DEINE AUFGABE
Gib aus der Rede zur CityBahn einen Abschnitt wortgetreu wieder: Setze bei den Worten „ich starte gleich“ ein und höre nach „Spricht für sich!“ auf.

VORLIEGENDER TEXT
------

23. Mai 2019

Rede von Claus-Peter Große zu „Vorbereitung eines Vertreterbegehrens zur CityBahn“ in der Stadtverordnetenversammlung am 23.05.2019

Es gilt das gesprochene Wort

Sehr geehrte Frau Stadtverordnetenvorsteherin,

liebe Kolleginnen und Kollegen,

ich starte gleich mit den drei wesentlichen Kernaussagen zum heutigen Themenkomplex:

  1. Bündnis 90 die Grünen sagen grundsätzlich ja zu einem Vertreterbegehren
  2. Vor Durchführung des Vertreterbegehrens muss dem weit verbreiteten Gerüchteunwesen die sachgerechte und umfassende Information entgegengestellt werden. Dies setzt eine fertiggestellte Planung, die Information hierüber und den Abschluss des übergeordneten Leitbildprozesses voraus. Nur so kann sich die Bürgerschaft ein umfassendes und objektives Bild machen. Dabei gilt: Gründlichkeit vor Schnelligkeit.
  3. Bündnis 90/ Die Grünen halten auf der Basis der uns vorliegenden juristischen Stellungnahmen beide Bürgerbegehren für unzulässig.

Punkt 1: Spricht für sich!

------

EXTRAHIERTE DATENSÄTZE
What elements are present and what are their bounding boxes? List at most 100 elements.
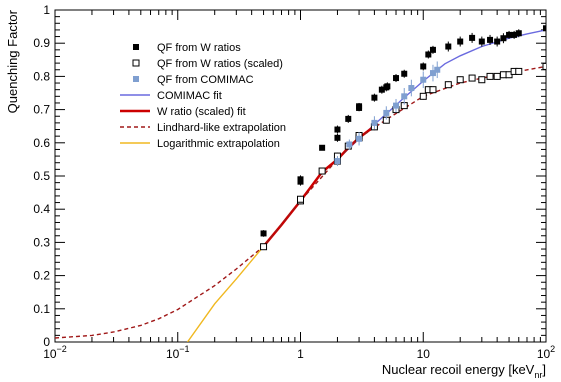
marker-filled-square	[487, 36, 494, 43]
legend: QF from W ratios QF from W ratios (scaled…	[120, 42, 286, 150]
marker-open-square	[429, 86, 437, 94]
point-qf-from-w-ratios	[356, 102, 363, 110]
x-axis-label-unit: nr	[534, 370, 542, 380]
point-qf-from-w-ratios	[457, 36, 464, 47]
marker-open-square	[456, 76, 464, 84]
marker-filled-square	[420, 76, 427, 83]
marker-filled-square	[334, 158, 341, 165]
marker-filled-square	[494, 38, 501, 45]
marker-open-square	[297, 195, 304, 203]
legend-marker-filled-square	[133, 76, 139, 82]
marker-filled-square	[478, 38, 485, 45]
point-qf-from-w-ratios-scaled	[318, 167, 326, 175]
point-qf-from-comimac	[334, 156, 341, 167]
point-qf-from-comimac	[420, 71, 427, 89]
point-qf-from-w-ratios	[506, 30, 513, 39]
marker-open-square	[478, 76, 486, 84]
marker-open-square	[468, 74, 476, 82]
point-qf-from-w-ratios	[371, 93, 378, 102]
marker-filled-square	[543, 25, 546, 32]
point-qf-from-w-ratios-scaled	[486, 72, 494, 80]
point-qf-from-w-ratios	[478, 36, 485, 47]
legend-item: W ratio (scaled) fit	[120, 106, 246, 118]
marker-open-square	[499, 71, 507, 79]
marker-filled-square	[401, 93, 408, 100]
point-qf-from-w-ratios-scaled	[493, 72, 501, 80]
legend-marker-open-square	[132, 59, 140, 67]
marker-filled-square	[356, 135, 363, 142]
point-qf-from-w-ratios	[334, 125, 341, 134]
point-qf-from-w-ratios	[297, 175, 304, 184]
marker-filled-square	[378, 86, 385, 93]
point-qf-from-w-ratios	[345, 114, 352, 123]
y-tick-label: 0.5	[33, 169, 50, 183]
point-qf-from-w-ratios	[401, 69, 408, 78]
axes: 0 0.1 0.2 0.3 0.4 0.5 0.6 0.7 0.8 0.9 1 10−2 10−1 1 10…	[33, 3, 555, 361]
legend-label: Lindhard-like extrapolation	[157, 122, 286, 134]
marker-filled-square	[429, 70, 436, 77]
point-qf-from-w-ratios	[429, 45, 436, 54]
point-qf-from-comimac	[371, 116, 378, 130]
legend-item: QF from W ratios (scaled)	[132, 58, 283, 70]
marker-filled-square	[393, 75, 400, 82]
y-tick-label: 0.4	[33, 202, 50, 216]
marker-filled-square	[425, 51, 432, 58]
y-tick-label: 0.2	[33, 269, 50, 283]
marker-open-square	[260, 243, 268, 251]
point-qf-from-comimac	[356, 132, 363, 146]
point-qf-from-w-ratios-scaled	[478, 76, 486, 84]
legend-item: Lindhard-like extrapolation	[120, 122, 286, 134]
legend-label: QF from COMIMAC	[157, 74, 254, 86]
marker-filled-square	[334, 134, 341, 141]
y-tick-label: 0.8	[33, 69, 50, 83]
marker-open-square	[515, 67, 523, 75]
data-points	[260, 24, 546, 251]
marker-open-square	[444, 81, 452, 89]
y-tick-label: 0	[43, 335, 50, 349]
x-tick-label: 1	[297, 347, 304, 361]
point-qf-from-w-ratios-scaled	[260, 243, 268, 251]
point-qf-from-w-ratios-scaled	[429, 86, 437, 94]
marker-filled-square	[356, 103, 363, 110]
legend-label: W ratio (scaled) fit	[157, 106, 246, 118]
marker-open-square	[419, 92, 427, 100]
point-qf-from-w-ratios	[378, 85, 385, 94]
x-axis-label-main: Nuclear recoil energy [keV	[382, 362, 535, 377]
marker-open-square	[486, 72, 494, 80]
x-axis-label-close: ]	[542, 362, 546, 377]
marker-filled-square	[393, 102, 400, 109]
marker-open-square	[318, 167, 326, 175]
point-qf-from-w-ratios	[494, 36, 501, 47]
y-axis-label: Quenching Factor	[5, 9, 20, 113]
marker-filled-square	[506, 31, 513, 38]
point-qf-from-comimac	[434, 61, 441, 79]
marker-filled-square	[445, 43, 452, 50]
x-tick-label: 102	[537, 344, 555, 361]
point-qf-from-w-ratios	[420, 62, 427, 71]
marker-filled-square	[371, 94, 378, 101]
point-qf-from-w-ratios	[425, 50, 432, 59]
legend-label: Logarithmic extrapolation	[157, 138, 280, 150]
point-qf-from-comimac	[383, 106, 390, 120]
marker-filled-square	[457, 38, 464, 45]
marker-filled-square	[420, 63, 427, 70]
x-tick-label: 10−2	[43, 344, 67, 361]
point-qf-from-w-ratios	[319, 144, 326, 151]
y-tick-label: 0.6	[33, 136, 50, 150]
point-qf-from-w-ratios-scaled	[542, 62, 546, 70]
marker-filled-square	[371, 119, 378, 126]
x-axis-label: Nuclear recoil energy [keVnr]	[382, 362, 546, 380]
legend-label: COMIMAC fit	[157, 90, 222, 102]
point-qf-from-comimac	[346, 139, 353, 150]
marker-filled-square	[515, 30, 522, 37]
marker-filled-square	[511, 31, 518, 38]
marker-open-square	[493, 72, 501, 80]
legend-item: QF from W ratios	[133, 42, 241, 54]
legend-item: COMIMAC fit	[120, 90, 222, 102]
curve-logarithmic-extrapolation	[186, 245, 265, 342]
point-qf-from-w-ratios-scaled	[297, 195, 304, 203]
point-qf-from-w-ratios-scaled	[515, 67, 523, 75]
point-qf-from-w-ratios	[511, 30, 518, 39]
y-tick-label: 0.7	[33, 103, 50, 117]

------

ERGEBNIS
ich starte gleich mit den drei wesentlichen Kernaussagen zum heutigen Themenkomplex:

  1. Bündnis 90 die Grünen sagen grundsätzlich ja zu einem Vertreterbegehren
  2. Vor Durchführung des Vertreterbegehrens muss dem weit verbreiteten Gerüchteunwesen die sachgerechte und umfassende Information entgegengestellt werden. Dies setzt eine fertiggestellte Planung, die Information hierüber und den Abschluss des übergeordneten Leitbildprozesses voraus. Nur so kann sich die Bürgerschaft ein umfassendes und objektives Bild machen. Dabei gilt: Gründlichkeit vor Schnelligkeit.
  3. Bündnis 90/ Die Grünen halten auf der Basis der uns vorliegenden juristischen Stellungnahmen beide Bürgerbegehren für unzulässig.

Punkt 1: Spricht für sich!